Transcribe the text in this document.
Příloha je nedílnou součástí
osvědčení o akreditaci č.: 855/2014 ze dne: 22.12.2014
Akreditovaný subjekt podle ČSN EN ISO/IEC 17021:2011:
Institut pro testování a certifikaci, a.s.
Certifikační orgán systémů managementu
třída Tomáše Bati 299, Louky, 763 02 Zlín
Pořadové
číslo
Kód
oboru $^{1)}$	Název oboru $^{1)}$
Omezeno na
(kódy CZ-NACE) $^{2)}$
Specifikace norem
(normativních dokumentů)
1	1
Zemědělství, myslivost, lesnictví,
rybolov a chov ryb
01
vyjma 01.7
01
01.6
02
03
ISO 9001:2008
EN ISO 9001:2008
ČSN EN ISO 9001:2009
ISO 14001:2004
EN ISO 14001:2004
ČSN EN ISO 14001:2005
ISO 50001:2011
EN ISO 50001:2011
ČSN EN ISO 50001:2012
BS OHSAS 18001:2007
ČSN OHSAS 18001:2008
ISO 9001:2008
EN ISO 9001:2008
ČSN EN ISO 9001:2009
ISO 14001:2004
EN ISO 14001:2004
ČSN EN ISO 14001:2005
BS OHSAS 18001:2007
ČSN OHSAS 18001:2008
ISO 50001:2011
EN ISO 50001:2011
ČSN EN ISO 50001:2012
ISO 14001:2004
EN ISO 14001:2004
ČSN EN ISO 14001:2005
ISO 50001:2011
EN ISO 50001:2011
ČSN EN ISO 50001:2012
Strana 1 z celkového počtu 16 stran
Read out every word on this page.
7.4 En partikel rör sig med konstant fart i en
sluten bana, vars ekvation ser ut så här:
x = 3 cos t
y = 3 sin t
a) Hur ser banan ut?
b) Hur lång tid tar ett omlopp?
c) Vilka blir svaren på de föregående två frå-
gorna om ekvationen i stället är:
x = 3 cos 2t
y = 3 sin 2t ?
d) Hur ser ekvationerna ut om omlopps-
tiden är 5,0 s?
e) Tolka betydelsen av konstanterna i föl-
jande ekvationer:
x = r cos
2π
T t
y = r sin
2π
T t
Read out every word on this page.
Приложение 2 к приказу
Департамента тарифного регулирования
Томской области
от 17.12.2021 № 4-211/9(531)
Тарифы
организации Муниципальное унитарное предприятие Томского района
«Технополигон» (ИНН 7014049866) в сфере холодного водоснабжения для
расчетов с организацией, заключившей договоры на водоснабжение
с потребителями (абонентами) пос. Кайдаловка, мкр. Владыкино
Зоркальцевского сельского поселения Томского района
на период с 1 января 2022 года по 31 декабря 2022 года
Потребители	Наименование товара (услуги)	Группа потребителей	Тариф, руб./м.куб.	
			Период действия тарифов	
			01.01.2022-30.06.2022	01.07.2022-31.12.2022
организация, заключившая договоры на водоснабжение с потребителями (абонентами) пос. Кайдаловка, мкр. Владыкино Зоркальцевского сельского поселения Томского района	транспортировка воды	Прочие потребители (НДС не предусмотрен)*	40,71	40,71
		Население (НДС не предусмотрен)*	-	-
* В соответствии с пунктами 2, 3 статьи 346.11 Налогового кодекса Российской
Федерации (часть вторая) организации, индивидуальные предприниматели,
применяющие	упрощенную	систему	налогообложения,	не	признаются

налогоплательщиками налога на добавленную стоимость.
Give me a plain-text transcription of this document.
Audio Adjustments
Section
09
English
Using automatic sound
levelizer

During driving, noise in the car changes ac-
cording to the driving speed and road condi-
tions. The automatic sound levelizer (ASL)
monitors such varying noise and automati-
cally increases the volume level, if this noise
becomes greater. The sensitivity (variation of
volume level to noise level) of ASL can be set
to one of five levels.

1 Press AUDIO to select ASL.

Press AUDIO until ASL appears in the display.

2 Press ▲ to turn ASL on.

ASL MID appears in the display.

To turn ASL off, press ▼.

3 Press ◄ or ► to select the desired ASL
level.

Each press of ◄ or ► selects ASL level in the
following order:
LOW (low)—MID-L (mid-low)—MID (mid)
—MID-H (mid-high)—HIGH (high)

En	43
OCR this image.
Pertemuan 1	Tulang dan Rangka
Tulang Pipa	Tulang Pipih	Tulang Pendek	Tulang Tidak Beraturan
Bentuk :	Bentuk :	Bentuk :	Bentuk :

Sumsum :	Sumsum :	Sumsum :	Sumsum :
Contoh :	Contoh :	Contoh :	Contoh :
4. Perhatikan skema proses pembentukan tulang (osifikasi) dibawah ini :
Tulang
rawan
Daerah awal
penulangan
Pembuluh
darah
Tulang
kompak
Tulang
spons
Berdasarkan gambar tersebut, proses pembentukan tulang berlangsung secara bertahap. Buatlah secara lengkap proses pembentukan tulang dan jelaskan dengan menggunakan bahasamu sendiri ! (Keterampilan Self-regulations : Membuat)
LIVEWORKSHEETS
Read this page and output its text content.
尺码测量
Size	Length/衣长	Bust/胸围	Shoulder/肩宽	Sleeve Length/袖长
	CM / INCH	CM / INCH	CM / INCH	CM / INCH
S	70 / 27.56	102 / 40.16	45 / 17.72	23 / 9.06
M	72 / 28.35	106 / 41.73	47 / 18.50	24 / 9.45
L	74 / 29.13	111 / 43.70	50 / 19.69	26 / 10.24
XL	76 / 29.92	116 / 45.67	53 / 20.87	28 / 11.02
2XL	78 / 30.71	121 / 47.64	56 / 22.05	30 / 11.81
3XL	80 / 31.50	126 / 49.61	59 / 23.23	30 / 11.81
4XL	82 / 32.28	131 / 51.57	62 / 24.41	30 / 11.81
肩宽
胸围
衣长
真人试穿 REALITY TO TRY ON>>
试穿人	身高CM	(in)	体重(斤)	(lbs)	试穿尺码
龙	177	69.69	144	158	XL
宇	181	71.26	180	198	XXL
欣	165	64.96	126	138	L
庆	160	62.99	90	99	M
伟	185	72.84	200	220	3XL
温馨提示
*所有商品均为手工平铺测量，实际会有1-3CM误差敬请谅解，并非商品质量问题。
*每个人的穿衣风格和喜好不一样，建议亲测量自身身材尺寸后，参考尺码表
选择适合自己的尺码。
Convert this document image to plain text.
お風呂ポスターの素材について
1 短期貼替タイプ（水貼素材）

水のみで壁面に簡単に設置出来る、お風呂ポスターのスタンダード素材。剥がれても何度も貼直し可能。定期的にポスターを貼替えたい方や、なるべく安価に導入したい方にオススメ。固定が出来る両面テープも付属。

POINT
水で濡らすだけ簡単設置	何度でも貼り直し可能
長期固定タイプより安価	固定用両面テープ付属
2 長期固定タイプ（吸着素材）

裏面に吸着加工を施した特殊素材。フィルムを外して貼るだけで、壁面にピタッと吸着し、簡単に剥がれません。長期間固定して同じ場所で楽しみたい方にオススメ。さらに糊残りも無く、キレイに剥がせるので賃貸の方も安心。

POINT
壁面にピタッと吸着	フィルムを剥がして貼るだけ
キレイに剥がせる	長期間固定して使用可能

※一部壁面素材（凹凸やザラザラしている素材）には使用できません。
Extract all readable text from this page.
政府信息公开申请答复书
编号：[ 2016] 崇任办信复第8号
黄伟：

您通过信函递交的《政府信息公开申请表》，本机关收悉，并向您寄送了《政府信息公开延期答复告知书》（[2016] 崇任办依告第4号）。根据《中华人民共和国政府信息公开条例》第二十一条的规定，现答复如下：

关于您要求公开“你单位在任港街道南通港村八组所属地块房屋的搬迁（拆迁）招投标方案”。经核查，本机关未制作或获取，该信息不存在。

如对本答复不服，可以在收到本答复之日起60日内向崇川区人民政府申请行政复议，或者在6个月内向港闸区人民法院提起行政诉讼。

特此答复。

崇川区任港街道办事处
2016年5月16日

◆ ◆ ◆ ◆

** TASK DESCRIPTION **
Using the listing above, reproduce each line without omission.

** RESULT OF THE EXERCISE **
Transcribe the text in this document.
Příloha je nedílnou součástí
osvědčení o akreditaci č.: 855/2014 ze dne: 22.12.2014
Akreditovaný subjekt podle ČSN EN ISO/IEC 17021:2011:
Institut pro testování a certifikaci, a.s.
Certifikační orgán systémů managementu
třída Tomáše Bati 299, Louky, 763 02 Zlín
Pořadové
číslo
Kód
oboru $^{1)}$	Název oboru $^{1)}$
Omezeno na
(kódy CZ-NACE) $^{2)}$
Specifikace norem
(normativních dokumentů)
1	1
Zemědělství, myslivost, lesnictví,
rybolov a chov ryb
01
vyjma 01.7
01
01.6
02
03
ISO 9001:2008
EN ISO 9001:2008
ČSN EN ISO 9001:2009
ISO 14001:2004
EN ISO 14001:2004
ČSN EN ISO 14001:2005
ISO 50001:2011
EN ISO 50001:2011
ČSN EN ISO 50001:2012
BS OHSAS 18001:2007
ČSN OHSAS 18001:2008
ISO 9001:2008
EN ISO 9001:2008
ČSN EN ISO 9001:2009
ISO 14001:2004
EN ISO 14001:2004
ČSN EN ISO 14001:2005
BS OHSAS 18001:2007
ČSN OHSAS 18001:2008
ISO 50001:2011
EN ISO 50001:2011
ČSN EN ISO 50001:2012
ISO 14001:2004
EN ISO 14001:2004
ČSN EN ISO 14001:2005
ISO 50001:2011
EN ISO 50001:2011
ČSN EN ISO 50001:2012
Strana 1 z celkového počtu 16 stran
Read out every word on this page.
7.4 En partikel rör sig med konstant fart i en
sluten bana, vars ekvation ser ut så här:
x = 3 cos t
y = 3 sin t
a) Hur ser banan ut?
b) Hur lång tid tar ett omlopp?
c) Vilka blir svaren på de föregående två frå-
gorna om ekvationen i stället är:
x = 3 cos 2t
y = 3 sin 2t ?
d) Hur ser ekvationerna ut om omlopps-
tiden är 5,0 s?
e) Tolka betydelsen av konstanterna i föl-
jande ekvationer:
x = r cos
2π
T t
y = r sin
2π
T t
Read out every word on this page.
Приложение 2 к приказу
Департамента тарифного регулирования
Томской области
от 17.12.2021 № 4-211/9(531)
Тарифы
организации Муниципальное унитарное предприятие Томского района
«Технополигон» (ИНН 7014049866) в сфере холодного водоснабжения для
расчетов с организацией, заключившей договоры на водоснабжение
с потребителями (абонентами) пос. Кайдаловка, мкр. Владыкино
Зоркальцевского сельского поселения Томского района
на период с 1 января 2022 года по 31 декабря 2022 года
Потребители	Наименование товара (услуги)	Группа потребителей	Тариф, руб./м.куб.	
			Период действия тарифов	
			01.01.2022-30.06.2022	01.07.2022-31.12.2022
организация, заключившая договоры на водоснабжение с потребителями (абонентами) пос. Кайдаловка, мкр. Владыкино Зоркальцевского сельского поселения Томского района	транспортировка воды	Прочие потребители (НДС не предусмотрен)*	40,71	40,71
		Население (НДС не предусмотрен)*	-	-
* В соответствии с пунктами 2, 3 статьи 346.11 Налогового кодекса Российской
Федерации (часть вторая) организации, индивидуальные предприниматели,
применяющие	упрощенную	систему	налогообложения,	не	признаются

налогоплательщиками налога на добавленную стоимость.
Give me a plain-text transcription of this document.
Audio Adjustments
Section
09
English
Using automatic sound
levelizer

During driving, noise in the car changes ac-
cording to the driving speed and road condi-
tions. The automatic sound levelizer (ASL)
monitors such varying noise and automati-
cally increases the volume level, if this noise
becomes greater. The sensitivity (variation of
volume level to noise level) of ASL can be set
to one of five levels.

1 Press AUDIO to select ASL.

Press AUDIO until ASL appears in the display.

2 Press ▲ to turn ASL on.

ASL MID appears in the display.

To turn ASL off, press ▼.

3 Press ◄ or ► to select the desired ASL
level.

Each press of ◄ or ► selects ASL level in the
following order:
LOW (low)—MID-L (mid-low)—MID (mid)
—MID-H (mid-high)—HIGH (high)

En	43
OCR this image.
Pertemuan 1	Tulang dan Rangka
Tulang Pipa	Tulang Pipih	Tulang Pendek	Tulang Tidak Beraturan
Bentuk :	Bentuk :	Bentuk :	Bentuk :

Sumsum :	Sumsum :	Sumsum :	Sumsum :
Contoh :	Contoh :	Contoh :	Contoh :
4. Perhatikan skema proses pembentukan tulang (osifikasi) dibawah ini :
Tulang
rawan
Daerah awal
penulangan
Pembuluh
darah
Tulang
kompak
Tulang
spons
Berdasarkan gambar tersebut, proses pembentukan tulang berlangsung secara bertahap. Buatlah secara lengkap proses pembentukan tulang dan jelaskan dengan menggunakan bahasamu sendiri ! (Keterampilan Self-regulations : Membuat)
LIVEWORKSHEETS
Read this page and output its text content.
尺码测量
Size	Length/衣长	Bust/胸围	Shoulder/肩宽	Sleeve Length/袖长
	CM / INCH	CM / INCH	CM / INCH	CM / INCH
S	70 / 27.56	102 / 40.16	45 / 17.72	23 / 9.06
M	72 / 28.35	106 / 41.73	47 / 18.50	24 / 9.45
L	74 / 29.13	111 / 43.70	50 / 19.69	26 / 10.24
XL	76 / 29.92	116 / 45.67	53 / 20.87	28 / 11.02
2XL	78 / 30.71	121 / 47.64	56 / 22.05	30 / 11.81
3XL	80 / 31.50	126 / 49.61	59 / 23.23	30 / 11.81
4XL	82 / 32.28	131 / 51.57	62 / 24.41	30 / 11.81
肩宽
胸围
衣长
真人试穿 REALITY TO TRY ON>>
试穿人	身高CM	(in)	体重(斤)	(lbs)	试穿尺码
龙	177	69.69	144	158	XL
宇	181	71.26	180	198	XXL
欣	165	64.96	126	138	L
庆	160	62.99	90	99	M
伟	185	72.84	200	220	3XL
温馨提示
*所有商品均为手工平铺测量，实际会有1-3CM误差敬请谅解，并非商品质量问题。
*每个人的穿衣风格和喜好不一样，建议亲测量自身身材尺寸后，参考尺码表
选择适合自己的尺码。
Convert this document image to plain text.
お風呂ポスターの素材について
1 短期貼替タイプ（水貼素材）

水のみで壁面に簡単に設置出来る、お風呂ポスターのスタンダード素材。剥がれても何度も貼直し可能。定期的にポスターを貼替えたい方や、なるべく安価に導入したい方にオススメ。固定が出来る両面テープも付属。

POINT
水で濡らすだけ簡単設置	何度でも貼り直し可能
長期固定タイプより安価	固定用両面テープ付属
2 長期固定タイプ（吸着素材）

裏面に吸着加工を施した特殊素材。フィルムを外して貼るだけで、壁面にピタッと吸着し、簡単に剥がれません。長期間固定して同じ場所で楽しみたい方にオススメ。さらに糊残りも無く、キレイに剥がせるので賃貸の方も安心。

POINT
壁面にピタッと吸着	フィルムを剥がして貼るだけ
キレイに剥がせる	長期間固定して使用可能

※一部壁面素材（凹凸やザラザラしている素材）には使用できません。
Extract all readable text from this page.
政府信息公开申请答复书
编号：[ 2016] 崇任办信复第8号
黄伟：

您通过信函递交的《政府信息公开申请表》，本机关收悉，并向您寄送了《政府信息公开延期答复告知书》（[2016] 崇任办依告第4号）。根据《中华人民共和国政府信息公开条例》第二十一条的规定，现答复如下：

关于您要求公开“你单位在任港街道南通港村八组所属地块房屋的搬迁（拆迁）招投标方案”。经核查，本机关未制作或获取，该信息不存在。

如对本答复不服，可以在收到本答复之日起60日内向崇川区人民政府申请行政复议，或者在6个月内向港闸区人民法院提起行政诉讼。

特此答复。

崇川区任港街道办事处
2016年5月16日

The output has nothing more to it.